● Brief: Retype all of the data exactly as given.

===== Source material

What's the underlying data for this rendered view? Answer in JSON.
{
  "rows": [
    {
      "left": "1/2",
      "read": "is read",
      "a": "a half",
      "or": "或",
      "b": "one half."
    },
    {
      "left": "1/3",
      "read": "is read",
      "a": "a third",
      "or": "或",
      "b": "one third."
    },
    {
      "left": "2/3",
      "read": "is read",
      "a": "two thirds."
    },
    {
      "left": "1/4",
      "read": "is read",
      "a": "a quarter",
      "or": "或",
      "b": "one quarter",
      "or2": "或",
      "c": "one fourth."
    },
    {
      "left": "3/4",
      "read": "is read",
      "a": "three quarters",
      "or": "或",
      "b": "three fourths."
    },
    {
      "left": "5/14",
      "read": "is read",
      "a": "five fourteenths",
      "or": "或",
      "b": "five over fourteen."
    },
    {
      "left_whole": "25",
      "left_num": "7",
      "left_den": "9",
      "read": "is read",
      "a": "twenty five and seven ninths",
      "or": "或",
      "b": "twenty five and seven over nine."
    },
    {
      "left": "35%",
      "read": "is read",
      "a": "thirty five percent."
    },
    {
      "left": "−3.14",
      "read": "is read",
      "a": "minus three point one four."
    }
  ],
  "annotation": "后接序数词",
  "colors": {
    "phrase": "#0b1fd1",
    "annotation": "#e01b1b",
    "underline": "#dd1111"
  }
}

==========

● The result:
What's the underlying data for this rendered view? Answer in JSON.
{
  "rows": [
    {
      "left": "1/2",
      "read": "is read",
      "a": "a half",
      "or": "或",
      "b": "one half."
    },
    {
      "left": "1/3",
      "read": "is read",
      "a": "a third",
      "or": "或",
      "b": "one third."
    },
    {
      "left": "2/3",
      "read": "is read",
      "a": "two thirds."
    },
    {
      "left": "1/4",
      "read": "is read",
      "a": "a quarter",
      "or": "或",
      "b": "one quarter",
      "or2": "或",
      "c": "one fourth."
    },
    {
      "left": "3/4",
      "read": "is read",
      "a": "three quarters",
      "or": "或",
      "b": "three fourths."
    },
    {
      "left": "5/14",
      "read": "is read",
      "a": "five fourteenths",
      "or": "或",
      "b": "five over fourteen."
    },
    {
      "left_whole": "25",
      "left_num": "7",
      "left_den": "9",
      "read": "is read",
      "a": "twenty five and seven ninths",
      "or": "或",
      "b": "twenty five and seven over nine."
    },
    {
      "left": "35%",
      "read": "is read",
      "a": "thirty five percent."
    },
    {
      "left": "−3.14",
      "read": "is read",
      "a": "minus three point one four."
    }
  ],
  "annotation": "后接序数词",
  "colors": {
    "phrase": "#0b1fd1",
    "annotation": "#e01b1b",
    "underline": "#dd1111"
  }
}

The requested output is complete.